ENTRIES SHOWN =
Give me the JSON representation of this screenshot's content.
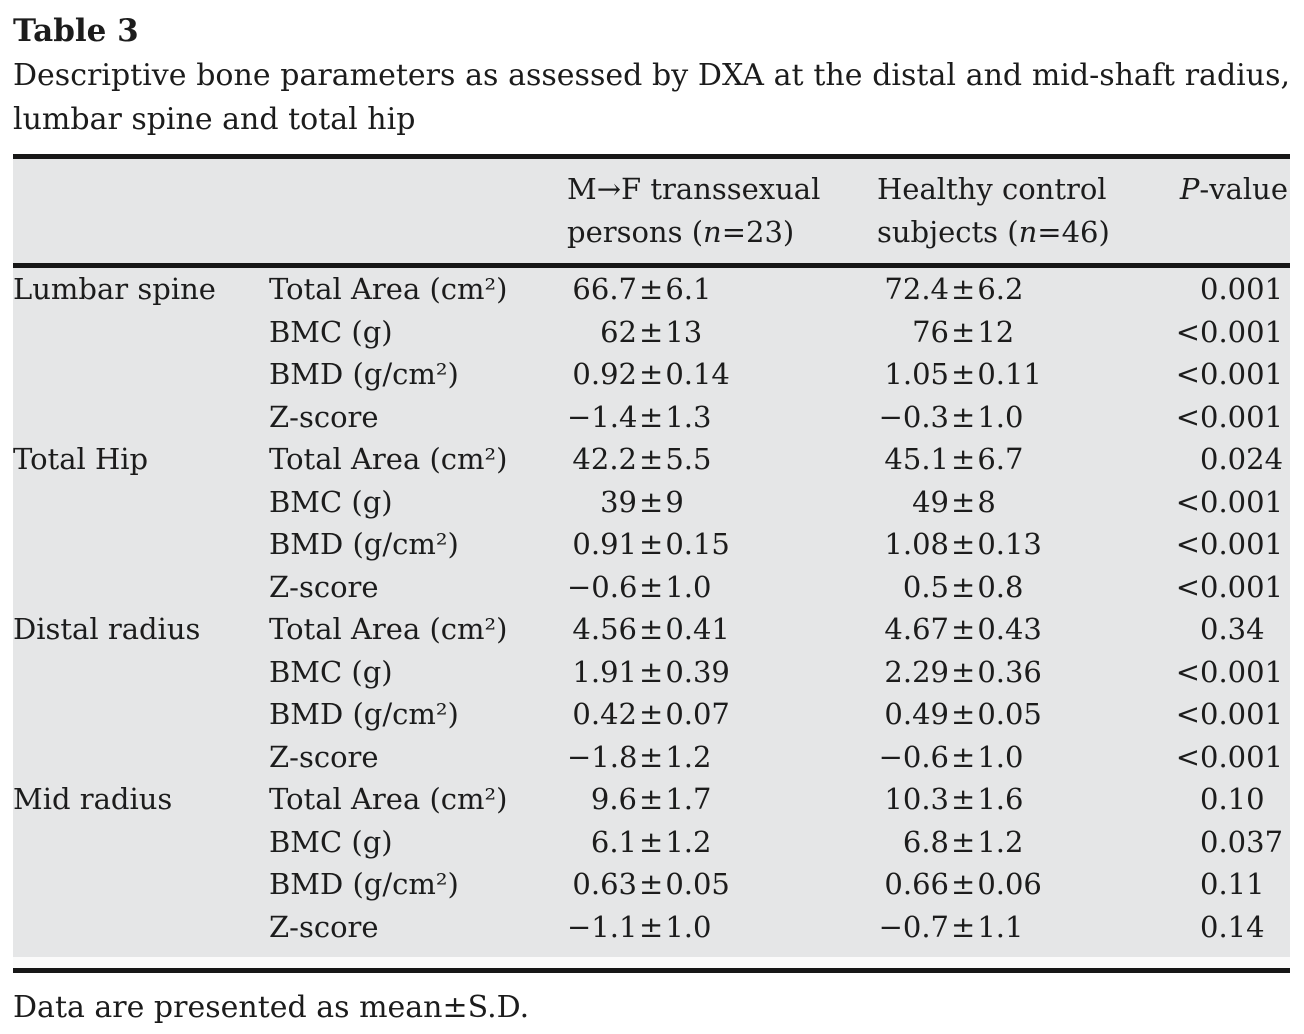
{
  "page": {
    "title": "Table 3",
    "caption_lines": [
      "Descriptive bone parameters as assessed by DXA at the distal and mid-shaft radius,",
      "lumbar spine and total hip"
    ],
    "footnote": "Data are presented as mean±S.D."
  },
  "table": {
    "header": {
      "ts_group": {
        "line1": "M→F transsexual",
        "line2_pre": "persons (",
        "n_var": "n",
        "line2_post": "=23)"
      },
      "control_group": {
        "line1": "Healthy control",
        "line2_pre": "subjects (",
        "n_var": "n",
        "line2_post": "=46)"
      },
      "p_col": {
        "p_var": "P",
        "rest": "-value"
      }
    },
    "symbols": {
      "plus_minus": "±"
    },
    "groups": [
      {
        "region": "Lumbar spine",
        "rows": [
          {
            "param": "Total Area (cm²)",
            "ts_mean": "66.7",
            "ts_sd": "6.1",
            "ctrl_mean": "72.4",
            "ctrl_sd": "6.2",
            "p_prefix": "",
            "p_value": "0.001"
          },
          {
            "param": "BMC (g)",
            "ts_mean": "62",
            "ts_sd": "13",
            "ctrl_mean": "76",
            "ctrl_sd": "12",
            "p_prefix": "<",
            "p_value": "0.001"
          },
          {
            "param": "BMD (g/cm²)",
            "ts_mean": "0.92",
            "ts_sd": "0.14",
            "ctrl_mean": "1.05",
            "ctrl_sd": "0.11",
            "p_prefix": "<",
            "p_value": "0.001"
          },
          {
            "param": "Z-score",
            "ts_mean": "−1.4",
            "ts_sd": "1.3",
            "ctrl_mean": "−0.3",
            "ctrl_sd": "1.0",
            "p_prefix": "<",
            "p_value": "0.001"
          }
        ]
      },
      {
        "region": "Total Hip",
        "rows": [
          {
            "param": "Total Area (cm²)",
            "ts_mean": "42.2",
            "ts_sd": "5.5",
            "ctrl_mean": "45.1",
            "ctrl_sd": "6.7",
            "p_prefix": "",
            "p_value": "0.024"
          },
          {
            "param": "BMC (g)",
            "ts_mean": "39",
            "ts_sd": "9",
            "ctrl_mean": "49",
            "ctrl_sd": "8",
            "p_prefix": "<",
            "p_value": "0.001"
          },
          {
            "param": "BMD (g/cm²)",
            "ts_mean": "0.91",
            "ts_sd": "0.15",
            "ctrl_mean": "1.08",
            "ctrl_sd": "0.13",
            "p_prefix": "<",
            "p_value": "0.001"
          },
          {
            "param": "Z-score",
            "ts_mean": "−0.6",
            "ts_sd": "1.0",
            "ctrl_mean": "0.5",
            "ctrl_sd": "0.8",
            "p_prefix": "<",
            "p_value": "0.001"
          }
        ]
      },
      {
        "region": "Distal radius",
        "rows": [
          {
            "param": "Total Area (cm²)",
            "ts_mean": "4.56",
            "ts_sd": "0.41",
            "ctrl_mean": "4.67",
            "ctrl_sd": "0.43",
            "p_prefix": "",
            "p_value": "0.34"
          },
          {
            "param": "BMC (g)",
            "ts_mean": "1.91",
            "ts_sd": "0.39",
            "ctrl_mean": "2.29",
            "ctrl_sd": "0.36",
            "p_prefix": "<",
            "p_value": "0.001"
          },
          {
            "param": "BMD (g/cm²)",
            "ts_mean": "0.42",
            "ts_sd": "0.07",
            "ctrl_mean": "0.49",
            "ctrl_sd": "0.05",
            "p_prefix": "<",
            "p_value": "0.001"
          },
          {
            "param": "Z-score",
            "ts_mean": "−1.8",
            "ts_sd": "1.2",
            "ctrl_mean": "−0.6",
            "ctrl_sd": "1.0",
            "p_prefix": "<",
            "p_value": "0.001"
          }
        ]
      },
      {
        "region": "Mid radius",
        "rows": [
          {
            "param": "Total Area (cm²)",
            "ts_mean": "9.6",
            "ts_sd": "1.7",
            "ctrl_mean": "10.3",
            "ctrl_sd": "1.6",
            "p_prefix": "",
            "p_value": "0.10"
          },
          {
            "param": "BMC (g)",
            "ts_mean": "6.1",
            "ts_sd": "1.2",
            "ctrl_mean": "6.8",
            "ctrl_sd": "1.2",
            "p_prefix": "",
            "p_value": "0.037"
          },
          {
            "param": "BMD (g/cm²)",
            "ts_mean": "0.63",
            "ts_sd": "0.05",
            "ctrl_mean": "0.66",
            "ctrl_sd": "0.06",
            "p_prefix": "",
            "p_value": "0.11"
          },
          {
            "param": "Z-score",
            "ts_mean": "−1.1",
            "ts_sd": "1.0",
            "ctrl_mean": "−0.7",
            "ctrl_sd": "1.1",
            "p_prefix": "",
            "p_value": "0.14"
          }
        ]
      }
    ]
  },
  "colors": {
    "table_band": "#e5e6e7",
    "rule": "#171717",
    "text": "#1c1c1c",
    "page_background": "#ffffff"
  }
}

JOB =
Copy the records exactly. Skip the pictures.

WRITTEN ANSWER =
Give me the JSON representation of this screenshot's content.
{
  "page": {
    "title": "Table 3",
    "caption_lines": [
      "Descriptive bone parameters as assessed by DXA at the distal and mid-shaft radius,",
      "lumbar spine and total hip"
    ],
    "footnote": "Data are presented as mean±S.D."
  },
  "table": {
    "header": {
      "ts_group": {
        "line1": "M→F transsexual",
        "line2_pre": "persons (",
        "n_var": "n",
        "line2_post": "=23)"
      },
      "control_group": {
        "line1": "Healthy control",
        "line2_pre": "subjects (",
        "n_var": "n",
        "line2_post": "=46)"
      },
      "p_col": {
        "p_var": "P",
        "rest": "-value"
      }
    },
    "symbols": {
      "plus_minus": "±"
    },
    "groups": [
      {
        "region": "Lumbar spine",
        "rows": [
          {
            "param": "Total Area (cm²)",
            "ts_mean": "66.7",
            "ts_sd": "6.1",
            "ctrl_mean": "72.4",
            "ctrl_sd": "6.2",
            "p_prefix": "",
            "p_value": "0.001"
          },
          {
            "param": "BMC (g)",
            "ts_mean": "62",
            "ts_sd": "13",
            "ctrl_mean": "76",
            "ctrl_sd": "12",
            "p_prefix": "<",
            "p_value": "0.001"
          },
          {
            "param": "BMD (g/cm²)",
            "ts_mean": "0.92",
            "ts_sd": "0.14",
            "ctrl_mean": "1.05",
            "ctrl_sd": "0.11",
            "p_prefix": "<",
            "p_value": "0.001"
          },
          {
            "param": "Z-score",
            "ts_mean": "−1.4",
            "ts_sd": "1.3",
            "ctrl_mean": "−0.3",
            "ctrl_sd": "1.0",
            "p_prefix": "<",
            "p_value": "0.001"
          }
        ]
      },
      {
        "region": "Total Hip",
        "rows": [
          {
            "param": "Total Area (cm²)",
            "ts_mean": "42.2",
            "ts_sd": "5.5",
            "ctrl_mean": "45.1",
            "ctrl_sd": "6.7",
            "p_prefix": "",
            "p_value": "0.024"
          },
          {
            "param": "BMC (g)",
            "ts_mean": "39",
            "ts_sd": "9",
            "ctrl_mean": "49",
            "ctrl_sd": "8",
            "p_prefix": "<",
            "p_value": "0.001"
          },
          {
            "param": "BMD (g/cm²)",
            "ts_mean": "0.91",
            "ts_sd": "0.15",
            "ctrl_mean": "1.08",
            "ctrl_sd": "0.13",
            "p_prefix": "<",
            "p_value": "0.001"
          },
          {
            "param": "Z-score",
            "ts_mean": "−0.6",
            "ts_sd": "1.0",
            "ctrl_mean": "0.5",
            "ctrl_sd": "0.8",
            "p_prefix": "<",
            "p_value": "0.001"
          }
        ]
      },
      {
        "region": "Distal radius",
        "rows": [
          {
            "param": "Total Area (cm²)",
            "ts_mean": "4.56",
            "ts_sd": "0.41",
            "ctrl_mean": "4.67",
            "ctrl_sd": "0.43",
            "p_prefix": "",
            "p_value": "0.34"
          },
          {
            "param": "BMC (g)",
            "ts_mean": "1.91",
            "ts_sd": "0.39",
            "ctrl_mean": "2.29",
            "ctrl_sd": "0.36",
            "p_prefix": "<",
            "p_value": "0.001"
          },
          {
            "param": "BMD (g/cm²)",
            "ts_mean": "0.42",
            "ts_sd": "0.07",
            "ctrl_mean": "0.49",
            "ctrl_sd": "0.05",
            "p_prefix": "<",
            "p_value": "0.001"
          },
          {
            "param": "Z-score",
            "ts_mean": "−1.8",
            "ts_sd": "1.2",
            "ctrl_mean": "−0.6",
            "ctrl_sd": "1.0",
            "p_prefix": "<",
            "p_value": "0.001"
          }
        ]
      },
      {
        "region": "Mid radius",
        "rows": [
          {
            "param": "Total Area (cm²)",
            "ts_mean": "9.6",
            "ts_sd": "1.7",
            "ctrl_mean": "10.3",
            "ctrl_sd": "1.6",
            "p_prefix": "",
            "p_value": "0.10"
          },
          {
            "param": "BMC (g)",
            "ts_mean": "6.1",
            "ts_sd": "1.2",
            "ctrl_mean": "6.8",
            "ctrl_sd": "1.2",
            "p_prefix": "",
            "p_value": "0.037"
          },
          {
            "param": "BMD (g/cm²)",
            "ts_mean": "0.63",
            "ts_sd": "0.05",
            "ctrl_mean": "0.66",
            "ctrl_sd": "0.06",
            "p_prefix": "",
            "p_value": "0.11"
          },
          {
            "param": "Z-score",
            "ts_mean": "−1.1",
            "ts_sd": "1.0",
            "ctrl_mean": "−0.7",
            "ctrl_sd": "1.1",
            "p_prefix": "",
            "p_value": "0.14"
          }
        ]
      }
    ]
  },
  "colors": {
    "table_band": "#e5e6e7",
    "rule": "#171717",
    "text": "#1c1c1c",
    "page_background": "#ffffff"
  }
}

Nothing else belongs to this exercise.